[Collection entries]
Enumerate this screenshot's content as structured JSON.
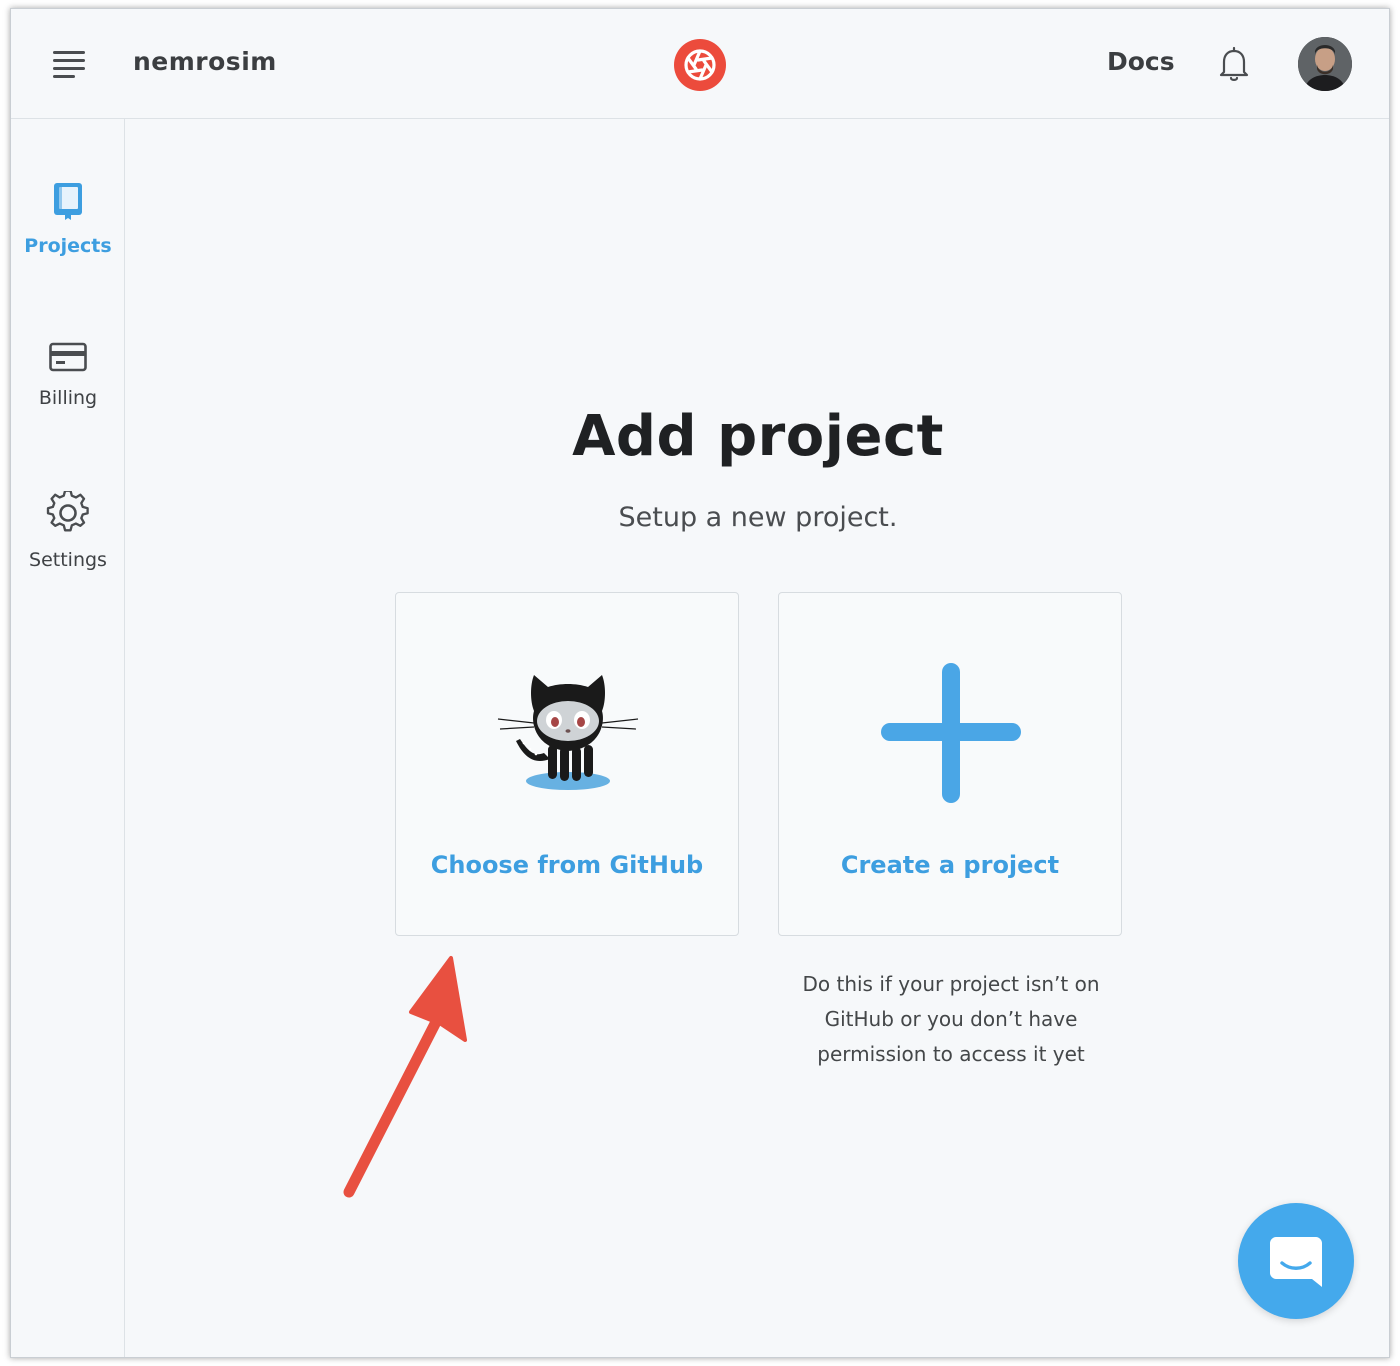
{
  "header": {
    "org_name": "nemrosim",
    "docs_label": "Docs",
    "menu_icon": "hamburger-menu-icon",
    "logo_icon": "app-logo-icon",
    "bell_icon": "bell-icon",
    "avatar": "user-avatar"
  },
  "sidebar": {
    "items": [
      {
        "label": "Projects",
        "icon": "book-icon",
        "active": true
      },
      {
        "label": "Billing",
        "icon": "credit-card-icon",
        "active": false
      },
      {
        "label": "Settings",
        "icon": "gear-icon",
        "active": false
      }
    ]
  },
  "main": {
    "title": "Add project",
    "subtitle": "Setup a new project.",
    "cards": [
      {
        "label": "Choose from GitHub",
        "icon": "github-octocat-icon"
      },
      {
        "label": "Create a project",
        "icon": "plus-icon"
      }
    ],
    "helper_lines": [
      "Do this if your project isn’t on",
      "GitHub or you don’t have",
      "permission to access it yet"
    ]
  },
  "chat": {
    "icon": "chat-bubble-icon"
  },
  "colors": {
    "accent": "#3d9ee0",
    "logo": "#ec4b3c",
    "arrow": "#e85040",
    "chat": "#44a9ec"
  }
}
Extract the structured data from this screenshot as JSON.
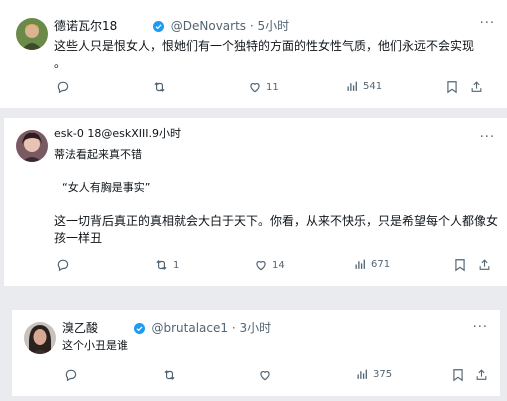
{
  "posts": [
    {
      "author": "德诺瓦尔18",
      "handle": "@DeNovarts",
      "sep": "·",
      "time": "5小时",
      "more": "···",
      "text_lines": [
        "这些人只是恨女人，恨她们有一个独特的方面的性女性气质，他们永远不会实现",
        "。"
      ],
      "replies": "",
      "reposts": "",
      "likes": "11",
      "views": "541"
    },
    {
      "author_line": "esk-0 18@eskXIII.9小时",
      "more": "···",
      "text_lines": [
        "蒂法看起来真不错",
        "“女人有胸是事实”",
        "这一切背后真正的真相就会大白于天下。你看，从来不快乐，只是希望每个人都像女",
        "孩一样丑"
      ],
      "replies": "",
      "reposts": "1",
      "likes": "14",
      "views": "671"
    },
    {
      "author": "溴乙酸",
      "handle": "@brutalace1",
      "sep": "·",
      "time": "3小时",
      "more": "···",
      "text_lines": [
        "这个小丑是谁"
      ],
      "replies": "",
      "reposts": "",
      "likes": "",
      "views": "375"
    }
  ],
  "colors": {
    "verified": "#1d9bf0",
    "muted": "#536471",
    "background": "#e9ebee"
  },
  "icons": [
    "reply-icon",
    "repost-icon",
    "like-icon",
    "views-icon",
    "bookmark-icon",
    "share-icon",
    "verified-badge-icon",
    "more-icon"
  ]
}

▶ **DIRECTIONS FOR THIS TASK**:
Set the listing down in full and exactly. Pictures within it should not appear in the copy.

▶ **COMPLETED TASK**:
Enumerate this screenshot's content as structured JSON.
{
  "header": {
    "org_name": "nemrosim",
    "docs_label": "Docs",
    "menu_icon": "hamburger-menu-icon",
    "logo_icon": "app-logo-icon",
    "bell_icon": "bell-icon",
    "avatar": "user-avatar"
  },
  "sidebar": {
    "items": [
      {
        "label": "Projects",
        "icon": "book-icon",
        "active": true
      },
      {
        "label": "Billing",
        "icon": "credit-card-icon",
        "active": false
      },
      {
        "label": "Settings",
        "icon": "gear-icon",
        "active": false
      }
    ]
  },
  "main": {
    "title": "Add project",
    "subtitle": "Setup a new project.",
    "cards": [
      {
        "label": "Choose from GitHub",
        "icon": "github-octocat-icon"
      },
      {
        "label": "Create a project",
        "icon": "plus-icon"
      }
    ],
    "helper_lines": [
      "Do this if your project isn’t on",
      "GitHub or you don’t have",
      "permission to access it yet"
    ]
  },
  "chat": {
    "icon": "chat-bubble-icon"
  },
  "colors": {
    "accent": "#3d9ee0",
    "logo": "#ec4b3c",
    "arrow": "#e85040",
    "chat": "#44a9ec"
  }
}
Extract the structured data from this screenshot as JSON.
{
  "posts": [
    {
      "author": "德诺瓦尔18",
      "handle": "@DeNovarts",
      "sep": "·",
      "time": "5小时",
      "more": "···",
      "text_lines": [
        "这些人只是恨女人，恨她们有一个独特的方面的性女性气质，他们永远不会实现",
        "。"
      ],
      "replies": "",
      "reposts": "",
      "likes": "11",
      "views": "541"
    },
    {
      "author_line": "esk-0 18@eskXIII.9小时",
      "more": "···",
      "text_lines": [
        "蒂法看起来真不错",
        "“女人有胸是事实”",
        "这一切背后真正的真相就会大白于天下。你看，从来不快乐，只是希望每个人都像女",
        "孩一样丑"
      ],
      "replies": "",
      "reposts": "1",
      "likes": "14",
      "views": "671"
    },
    {
      "author": "溴乙酸",
      "handle": "@brutalace1",
      "sep": "·",
      "time": "3小时",
      "more": "···",
      "text_lines": [
        "这个小丑是谁"
      ],
      "replies": "",
      "reposts": "",
      "likes": "",
      "views": "375"
    }
  ],
  "colors": {
    "verified": "#1d9bf0",
    "muted": "#536471",
    "background": "#e9ebee"
  },
  "icons": [
    "reply-icon",
    "repost-icon",
    "like-icon",
    "views-icon",
    "bookmark-icon",
    "share-icon",
    "verified-badge-icon",
    "more-icon"
  ]
}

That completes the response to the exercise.